• [Given exercise] Report how many lines below contain the word "yang". Give only the number.

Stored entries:
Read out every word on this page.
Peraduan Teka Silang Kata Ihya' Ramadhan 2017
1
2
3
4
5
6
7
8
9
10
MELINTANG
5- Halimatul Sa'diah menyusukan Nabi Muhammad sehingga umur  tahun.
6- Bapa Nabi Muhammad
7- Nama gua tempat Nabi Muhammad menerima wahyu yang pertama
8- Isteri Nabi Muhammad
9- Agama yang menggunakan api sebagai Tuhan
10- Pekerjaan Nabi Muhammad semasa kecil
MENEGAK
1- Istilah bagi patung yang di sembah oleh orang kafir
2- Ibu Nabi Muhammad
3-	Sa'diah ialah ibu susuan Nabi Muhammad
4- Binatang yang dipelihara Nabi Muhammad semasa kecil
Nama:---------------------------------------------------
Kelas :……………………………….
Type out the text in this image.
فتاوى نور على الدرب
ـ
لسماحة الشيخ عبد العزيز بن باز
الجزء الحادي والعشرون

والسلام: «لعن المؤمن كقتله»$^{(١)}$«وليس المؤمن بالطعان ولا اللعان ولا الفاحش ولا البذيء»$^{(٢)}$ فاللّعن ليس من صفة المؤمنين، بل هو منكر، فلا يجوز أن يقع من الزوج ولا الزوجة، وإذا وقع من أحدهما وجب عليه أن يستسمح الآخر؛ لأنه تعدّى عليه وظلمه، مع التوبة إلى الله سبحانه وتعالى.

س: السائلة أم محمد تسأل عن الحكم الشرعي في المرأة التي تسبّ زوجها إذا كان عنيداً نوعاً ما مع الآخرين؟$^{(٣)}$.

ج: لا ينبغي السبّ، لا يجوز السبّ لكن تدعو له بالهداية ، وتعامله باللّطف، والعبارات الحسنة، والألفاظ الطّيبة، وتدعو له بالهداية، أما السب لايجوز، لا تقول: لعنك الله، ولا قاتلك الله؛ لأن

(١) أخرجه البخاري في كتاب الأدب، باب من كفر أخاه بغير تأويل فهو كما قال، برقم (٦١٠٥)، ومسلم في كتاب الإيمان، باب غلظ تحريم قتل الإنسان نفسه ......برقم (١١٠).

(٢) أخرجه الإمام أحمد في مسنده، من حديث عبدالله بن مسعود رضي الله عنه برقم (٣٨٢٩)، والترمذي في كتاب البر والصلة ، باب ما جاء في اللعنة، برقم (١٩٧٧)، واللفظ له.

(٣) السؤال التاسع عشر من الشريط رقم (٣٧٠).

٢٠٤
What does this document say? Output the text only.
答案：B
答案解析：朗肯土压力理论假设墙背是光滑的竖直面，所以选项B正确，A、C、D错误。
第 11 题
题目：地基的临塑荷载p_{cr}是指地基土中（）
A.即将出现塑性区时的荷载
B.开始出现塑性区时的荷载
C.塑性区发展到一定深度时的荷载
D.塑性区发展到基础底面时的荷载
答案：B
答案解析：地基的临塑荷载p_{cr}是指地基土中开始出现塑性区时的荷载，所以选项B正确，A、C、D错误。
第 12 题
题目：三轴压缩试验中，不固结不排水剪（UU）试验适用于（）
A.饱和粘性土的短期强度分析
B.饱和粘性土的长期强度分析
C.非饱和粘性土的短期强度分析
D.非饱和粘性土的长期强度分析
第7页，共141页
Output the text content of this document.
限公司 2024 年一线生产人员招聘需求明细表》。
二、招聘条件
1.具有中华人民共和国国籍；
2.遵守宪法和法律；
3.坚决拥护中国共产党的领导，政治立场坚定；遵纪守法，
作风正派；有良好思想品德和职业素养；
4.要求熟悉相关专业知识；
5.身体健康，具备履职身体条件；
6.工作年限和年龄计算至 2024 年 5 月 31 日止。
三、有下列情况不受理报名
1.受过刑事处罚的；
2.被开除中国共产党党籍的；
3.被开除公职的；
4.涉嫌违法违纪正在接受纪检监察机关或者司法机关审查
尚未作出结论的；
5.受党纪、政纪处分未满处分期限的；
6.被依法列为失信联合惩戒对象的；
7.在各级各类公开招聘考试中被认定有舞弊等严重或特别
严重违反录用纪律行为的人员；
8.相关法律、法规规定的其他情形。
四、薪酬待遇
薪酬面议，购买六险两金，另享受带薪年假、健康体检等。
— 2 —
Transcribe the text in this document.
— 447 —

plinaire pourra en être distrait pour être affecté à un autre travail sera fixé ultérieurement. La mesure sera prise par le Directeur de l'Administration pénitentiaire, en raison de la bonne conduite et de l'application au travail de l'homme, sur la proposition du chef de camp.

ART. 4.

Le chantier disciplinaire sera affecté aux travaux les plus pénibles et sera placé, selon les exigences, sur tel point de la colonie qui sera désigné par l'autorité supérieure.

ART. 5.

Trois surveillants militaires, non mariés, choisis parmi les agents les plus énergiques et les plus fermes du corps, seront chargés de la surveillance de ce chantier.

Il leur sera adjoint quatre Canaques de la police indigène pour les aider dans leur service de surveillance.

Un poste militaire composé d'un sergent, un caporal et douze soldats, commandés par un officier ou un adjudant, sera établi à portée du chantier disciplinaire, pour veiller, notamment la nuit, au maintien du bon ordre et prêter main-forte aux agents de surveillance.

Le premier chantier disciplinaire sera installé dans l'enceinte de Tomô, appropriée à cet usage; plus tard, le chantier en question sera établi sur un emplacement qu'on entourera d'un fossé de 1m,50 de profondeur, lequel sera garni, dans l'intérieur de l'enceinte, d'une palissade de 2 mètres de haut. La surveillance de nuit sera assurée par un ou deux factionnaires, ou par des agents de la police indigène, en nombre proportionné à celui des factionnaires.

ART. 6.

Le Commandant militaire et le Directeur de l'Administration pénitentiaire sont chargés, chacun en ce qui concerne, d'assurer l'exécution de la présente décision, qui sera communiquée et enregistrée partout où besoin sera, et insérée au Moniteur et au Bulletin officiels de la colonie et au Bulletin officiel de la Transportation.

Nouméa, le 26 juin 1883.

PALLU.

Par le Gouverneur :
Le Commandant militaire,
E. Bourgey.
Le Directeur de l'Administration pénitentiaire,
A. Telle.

• [Result of this task] 4